▶ **Short task**: Translate this sentence from the wake word detection text into Spanish: "The word-NN 103 looks at a context large enough to fit an entire wake word."

In this example implementation the input audio data is transformed in to the frequency domain and frequency-band features are extracted from the audio for the feature windows 100. The filterbank features are normalized so that they have approximately zero mean and unit variance.
The phone-NN 101 outputs a vector which represents a posterior probability distribution over different phones 102. These phone posteriors are then used as input for the next set of layers. In an example implementation, 42 posteriors were used—3 representing silence or noise and 39 representing different phones.
The phone-NN 101 looks at a context large enough to fit a typical phone or tri-phone. In an example implementation, a context of 5 frames to the left or in the past and 5 frames to the right or in the future, for a total context of 11 frames, is provided in the fully connected layers 202 as shown in FIG. 2.
In an example implementation, the phone posteriors 102 are max-pooled along the time axis to reduce the total number of weights to be sent to the next layers 103, reduce calculations, improve training performance, and reduce overfitting. Alternatively, striding along the time axis could be done to achieve the same effect, which is discussed in a later section.
The second set of layers, the word-NN, 103 acts as a keyword classifier. It takes the output of the first set 102 as input and outputs the probability of spotting one of the possible keywords at each point in time. The word-NN 105 is a neural network. In an example implementation, the word-NN 105 contains one fully-connected hidden layer with 64 neurons. The output layer may have one neuron for each keyword to be spotted as well as a neuron for background/filler speech.
The word-NN 103 looks at a context large enough to fit an entire wake word. To reduce latency, a large left context and smaller right context can be used. In an implementation, a size of 115 frames in the past and 5 frames in the future was used.
Combined with the context from the phone-NN, this enabled the TDNN to look at a window covering 1215 ms in time.
This window is shifted in time across the input features producing a sequence of posterior probabilities for the wake word detection.
Softmax 104 is utilized to convert the elements of an arbitrary vector into probabilities. A threshold is applied to these probabilities, and keyword detection 107 is triggered when the probability of one of the keywords goes above the threshold. Softmax calculates decimal probabilities to each class in a multi-class problem. Those decimal probabilities must add up to 1.0. This additional constraint helps training converge more quickly than it otherwise would.

Training Method

In the network architecture shown in FIG. 2, the phone-NN 101 is first trained on a large vocabulary continuous speech recognition (LVCSR) corpus using phone targets 204. Then, the Softmax layer 203 is removed and the remaining layers are connected with the word-NN 105. This is known as transfer learning. The network is then trained using the wake word dataset. When training the full network, the phone-NN 102 weights are updated jointly with the word-NN weights.
Transfer learning is a method for initializing weights by first training the network on a larger corpus for a related task and then using some of the layers of this network to train on the main task. This allows the network to build upon the learning from the larger amount of data of the related task and is particularly useful for scenarios where only a limited amount of data may be available for the main task. Transfer learning and multi-task learning are common practices in keyword spotting because typical keyword spotting tasks have limited amount of data available. This also helps reduce overfitting.

▶ **Bounding box entries**:
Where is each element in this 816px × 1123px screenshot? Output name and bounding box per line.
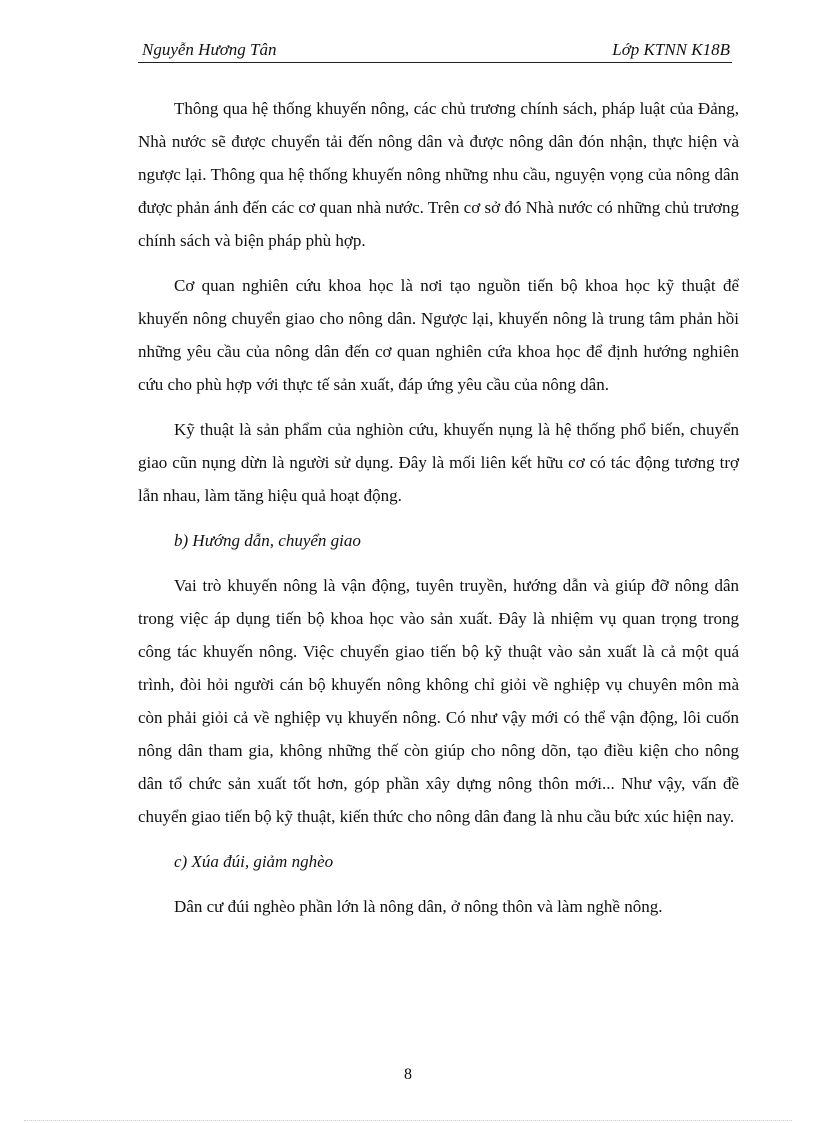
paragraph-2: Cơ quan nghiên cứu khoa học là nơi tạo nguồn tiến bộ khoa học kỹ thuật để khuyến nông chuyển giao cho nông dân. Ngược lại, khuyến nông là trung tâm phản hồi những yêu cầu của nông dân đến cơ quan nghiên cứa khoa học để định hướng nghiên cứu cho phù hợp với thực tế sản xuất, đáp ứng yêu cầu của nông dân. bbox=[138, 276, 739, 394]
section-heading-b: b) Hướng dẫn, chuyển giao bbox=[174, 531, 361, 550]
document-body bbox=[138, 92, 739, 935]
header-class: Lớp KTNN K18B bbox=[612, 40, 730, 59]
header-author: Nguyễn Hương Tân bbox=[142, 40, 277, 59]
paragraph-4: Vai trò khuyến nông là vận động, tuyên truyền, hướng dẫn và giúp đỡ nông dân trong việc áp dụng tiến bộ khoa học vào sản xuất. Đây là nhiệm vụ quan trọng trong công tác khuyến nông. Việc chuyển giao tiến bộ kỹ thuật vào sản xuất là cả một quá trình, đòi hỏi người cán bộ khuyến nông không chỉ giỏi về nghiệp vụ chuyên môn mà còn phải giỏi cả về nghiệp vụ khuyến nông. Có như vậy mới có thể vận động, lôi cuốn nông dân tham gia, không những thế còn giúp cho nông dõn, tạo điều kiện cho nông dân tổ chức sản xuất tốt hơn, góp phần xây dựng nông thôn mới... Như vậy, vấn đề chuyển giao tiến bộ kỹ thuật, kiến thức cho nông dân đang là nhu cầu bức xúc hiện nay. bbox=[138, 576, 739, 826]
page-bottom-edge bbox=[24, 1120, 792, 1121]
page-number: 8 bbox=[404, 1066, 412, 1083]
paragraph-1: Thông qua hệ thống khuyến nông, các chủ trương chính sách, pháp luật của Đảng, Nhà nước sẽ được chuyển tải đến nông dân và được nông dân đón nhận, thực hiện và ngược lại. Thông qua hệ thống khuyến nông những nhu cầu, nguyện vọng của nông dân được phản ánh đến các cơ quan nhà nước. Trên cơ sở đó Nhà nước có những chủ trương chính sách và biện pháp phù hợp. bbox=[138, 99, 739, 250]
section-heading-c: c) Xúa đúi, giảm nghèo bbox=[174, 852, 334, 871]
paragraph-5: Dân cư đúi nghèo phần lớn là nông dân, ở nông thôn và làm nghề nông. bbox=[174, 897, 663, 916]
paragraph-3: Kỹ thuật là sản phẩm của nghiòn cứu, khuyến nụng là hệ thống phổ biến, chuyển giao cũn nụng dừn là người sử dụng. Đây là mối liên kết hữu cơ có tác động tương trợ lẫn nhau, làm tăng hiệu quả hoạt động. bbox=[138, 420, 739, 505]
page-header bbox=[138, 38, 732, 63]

* * *

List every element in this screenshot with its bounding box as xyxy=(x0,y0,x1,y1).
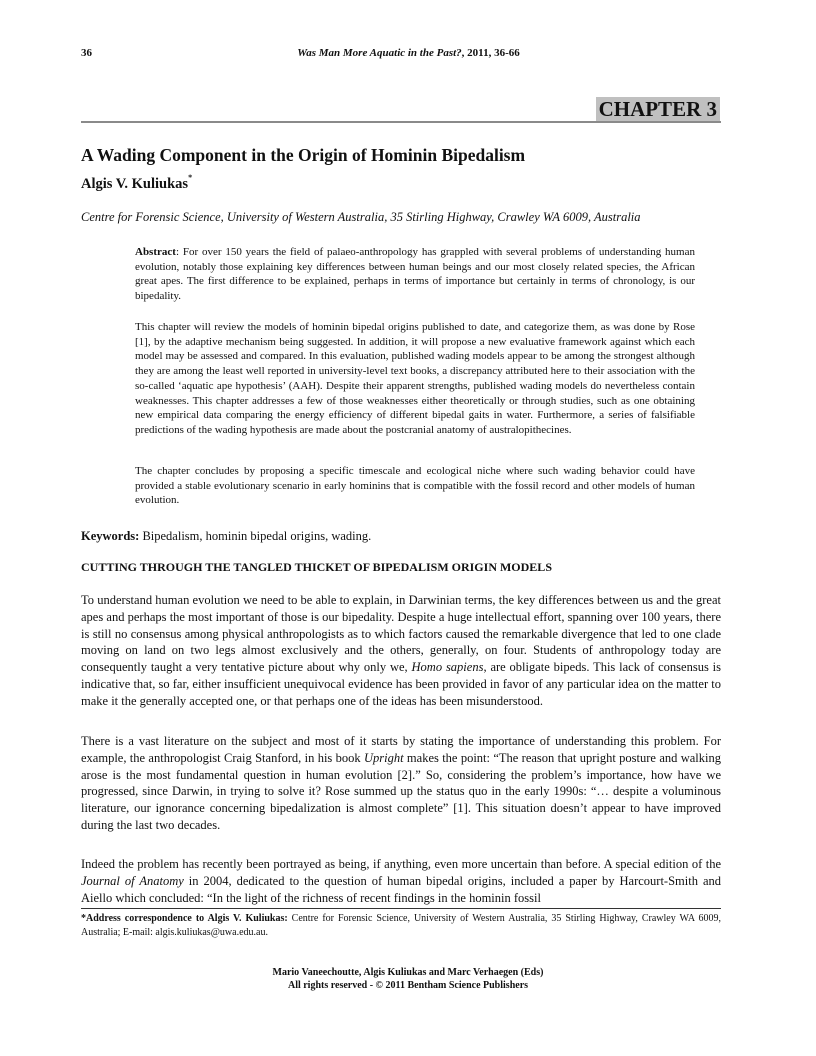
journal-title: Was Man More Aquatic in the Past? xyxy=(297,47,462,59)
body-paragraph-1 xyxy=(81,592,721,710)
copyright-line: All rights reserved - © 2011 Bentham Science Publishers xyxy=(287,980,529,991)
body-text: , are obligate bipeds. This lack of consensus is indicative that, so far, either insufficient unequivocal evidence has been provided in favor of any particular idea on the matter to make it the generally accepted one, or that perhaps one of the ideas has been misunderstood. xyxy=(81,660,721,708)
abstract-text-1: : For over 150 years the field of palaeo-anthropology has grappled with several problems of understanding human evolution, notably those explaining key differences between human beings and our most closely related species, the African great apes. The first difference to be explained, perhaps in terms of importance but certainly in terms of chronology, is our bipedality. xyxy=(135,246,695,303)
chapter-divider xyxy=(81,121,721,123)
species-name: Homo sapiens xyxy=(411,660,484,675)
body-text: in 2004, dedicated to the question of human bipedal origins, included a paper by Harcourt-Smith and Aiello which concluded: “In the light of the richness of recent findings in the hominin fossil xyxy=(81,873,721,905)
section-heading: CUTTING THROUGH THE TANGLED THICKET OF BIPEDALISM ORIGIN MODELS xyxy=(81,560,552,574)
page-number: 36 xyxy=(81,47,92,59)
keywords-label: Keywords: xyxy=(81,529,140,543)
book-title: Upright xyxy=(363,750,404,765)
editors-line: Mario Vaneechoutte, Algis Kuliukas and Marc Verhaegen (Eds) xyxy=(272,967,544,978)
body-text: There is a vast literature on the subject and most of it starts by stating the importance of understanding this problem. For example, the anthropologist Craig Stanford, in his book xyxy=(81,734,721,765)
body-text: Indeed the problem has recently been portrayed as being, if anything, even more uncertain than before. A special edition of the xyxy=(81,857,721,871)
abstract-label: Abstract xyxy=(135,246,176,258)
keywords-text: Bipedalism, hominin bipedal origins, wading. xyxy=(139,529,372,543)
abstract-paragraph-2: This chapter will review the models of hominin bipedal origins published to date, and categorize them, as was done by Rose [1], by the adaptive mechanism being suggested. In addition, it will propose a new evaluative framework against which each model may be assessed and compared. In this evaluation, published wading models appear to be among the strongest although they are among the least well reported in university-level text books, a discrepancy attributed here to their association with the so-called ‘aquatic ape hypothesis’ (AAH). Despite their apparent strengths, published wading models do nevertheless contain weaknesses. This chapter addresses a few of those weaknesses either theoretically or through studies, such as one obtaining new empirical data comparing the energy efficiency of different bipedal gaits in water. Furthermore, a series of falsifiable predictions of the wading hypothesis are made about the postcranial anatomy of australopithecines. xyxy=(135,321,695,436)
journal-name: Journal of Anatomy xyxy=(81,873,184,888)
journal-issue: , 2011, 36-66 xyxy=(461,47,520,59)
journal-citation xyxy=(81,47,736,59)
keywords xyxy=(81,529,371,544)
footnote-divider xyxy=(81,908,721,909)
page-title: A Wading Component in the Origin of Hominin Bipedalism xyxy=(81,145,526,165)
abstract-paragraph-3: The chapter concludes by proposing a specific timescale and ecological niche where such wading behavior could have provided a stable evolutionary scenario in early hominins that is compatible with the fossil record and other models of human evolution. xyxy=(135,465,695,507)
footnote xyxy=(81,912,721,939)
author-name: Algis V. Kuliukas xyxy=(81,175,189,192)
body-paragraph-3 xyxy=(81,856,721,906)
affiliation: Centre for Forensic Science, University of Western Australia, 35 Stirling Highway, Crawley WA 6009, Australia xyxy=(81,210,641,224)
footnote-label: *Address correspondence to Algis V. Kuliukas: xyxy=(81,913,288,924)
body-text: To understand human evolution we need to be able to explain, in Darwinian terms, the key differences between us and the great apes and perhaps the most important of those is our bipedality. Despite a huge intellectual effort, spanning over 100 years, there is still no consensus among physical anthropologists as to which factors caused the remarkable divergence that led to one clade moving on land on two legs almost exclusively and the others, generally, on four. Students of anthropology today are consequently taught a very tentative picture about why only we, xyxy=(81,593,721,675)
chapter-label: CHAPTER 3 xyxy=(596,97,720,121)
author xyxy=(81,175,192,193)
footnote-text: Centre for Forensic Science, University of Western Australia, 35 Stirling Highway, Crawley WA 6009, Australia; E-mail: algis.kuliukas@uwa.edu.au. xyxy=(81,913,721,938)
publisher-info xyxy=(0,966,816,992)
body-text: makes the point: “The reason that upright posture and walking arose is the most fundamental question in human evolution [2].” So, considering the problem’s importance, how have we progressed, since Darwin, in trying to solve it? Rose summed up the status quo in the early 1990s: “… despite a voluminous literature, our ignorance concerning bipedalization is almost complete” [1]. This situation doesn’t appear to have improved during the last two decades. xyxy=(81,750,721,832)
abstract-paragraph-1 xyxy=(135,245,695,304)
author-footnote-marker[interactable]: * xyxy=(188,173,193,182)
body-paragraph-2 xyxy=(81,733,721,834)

---

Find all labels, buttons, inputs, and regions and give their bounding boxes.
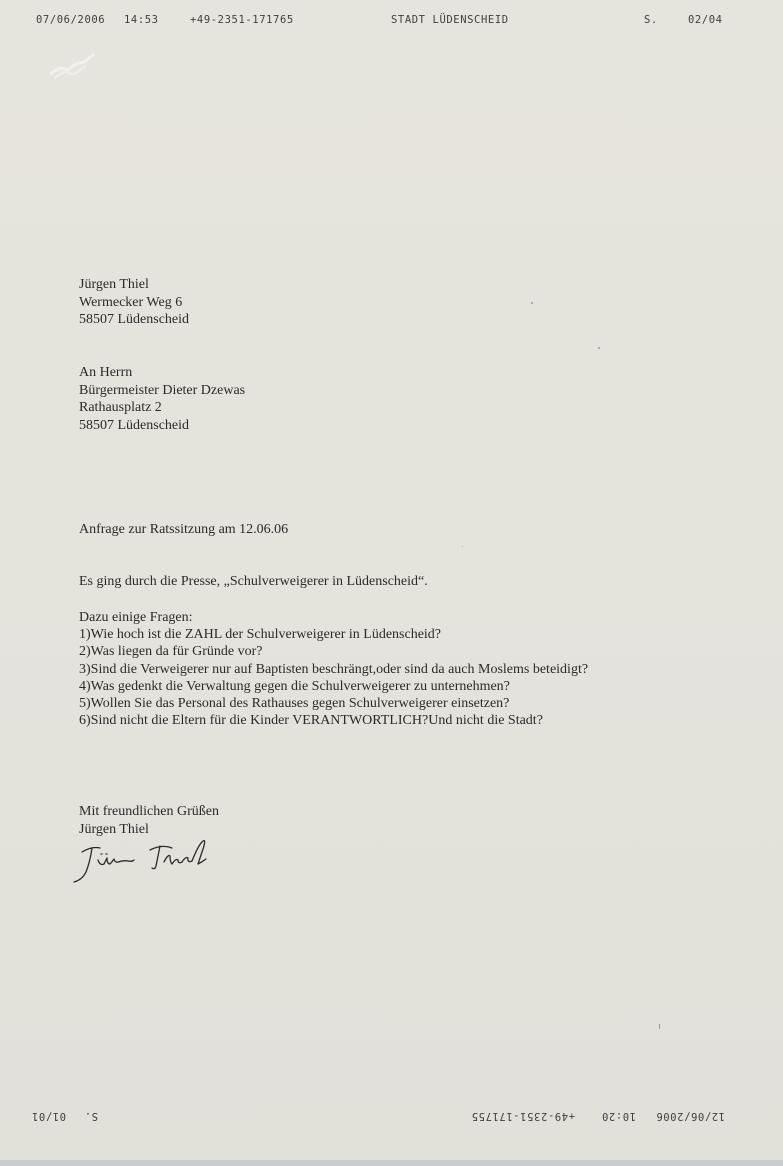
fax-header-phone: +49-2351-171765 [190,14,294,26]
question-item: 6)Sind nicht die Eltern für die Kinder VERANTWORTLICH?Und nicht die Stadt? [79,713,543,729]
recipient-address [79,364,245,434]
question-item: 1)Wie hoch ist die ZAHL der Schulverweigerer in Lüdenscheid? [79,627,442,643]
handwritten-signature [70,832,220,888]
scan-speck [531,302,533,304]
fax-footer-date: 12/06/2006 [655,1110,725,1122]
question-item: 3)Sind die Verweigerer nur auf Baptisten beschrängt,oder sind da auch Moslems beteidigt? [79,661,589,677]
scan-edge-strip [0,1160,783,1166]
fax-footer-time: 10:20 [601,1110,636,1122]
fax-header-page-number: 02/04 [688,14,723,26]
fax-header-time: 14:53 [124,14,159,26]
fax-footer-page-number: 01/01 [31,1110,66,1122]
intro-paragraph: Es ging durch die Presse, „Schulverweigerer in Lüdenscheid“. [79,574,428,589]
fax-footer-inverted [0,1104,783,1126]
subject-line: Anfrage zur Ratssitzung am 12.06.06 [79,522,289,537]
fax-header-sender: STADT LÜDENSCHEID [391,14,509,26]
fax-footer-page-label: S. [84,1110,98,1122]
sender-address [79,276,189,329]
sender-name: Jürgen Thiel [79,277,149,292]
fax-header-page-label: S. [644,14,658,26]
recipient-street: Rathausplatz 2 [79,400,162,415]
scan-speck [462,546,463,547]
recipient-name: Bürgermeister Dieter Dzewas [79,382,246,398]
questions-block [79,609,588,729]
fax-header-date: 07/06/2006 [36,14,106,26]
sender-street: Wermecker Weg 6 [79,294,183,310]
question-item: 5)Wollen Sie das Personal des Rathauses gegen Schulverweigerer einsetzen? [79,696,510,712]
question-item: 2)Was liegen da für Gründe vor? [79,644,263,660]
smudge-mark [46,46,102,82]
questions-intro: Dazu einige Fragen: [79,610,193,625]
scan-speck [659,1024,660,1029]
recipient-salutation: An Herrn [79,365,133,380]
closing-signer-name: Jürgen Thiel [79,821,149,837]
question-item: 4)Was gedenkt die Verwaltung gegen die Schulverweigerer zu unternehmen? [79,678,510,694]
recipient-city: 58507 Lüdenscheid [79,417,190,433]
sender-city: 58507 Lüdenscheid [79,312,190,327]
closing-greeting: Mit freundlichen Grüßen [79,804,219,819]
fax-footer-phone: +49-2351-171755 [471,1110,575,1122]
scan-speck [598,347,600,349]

▶ **Output of the task**: La word-NN 103 examina un contexto lo bastante amplio como para abarcar una palabra de activación completa.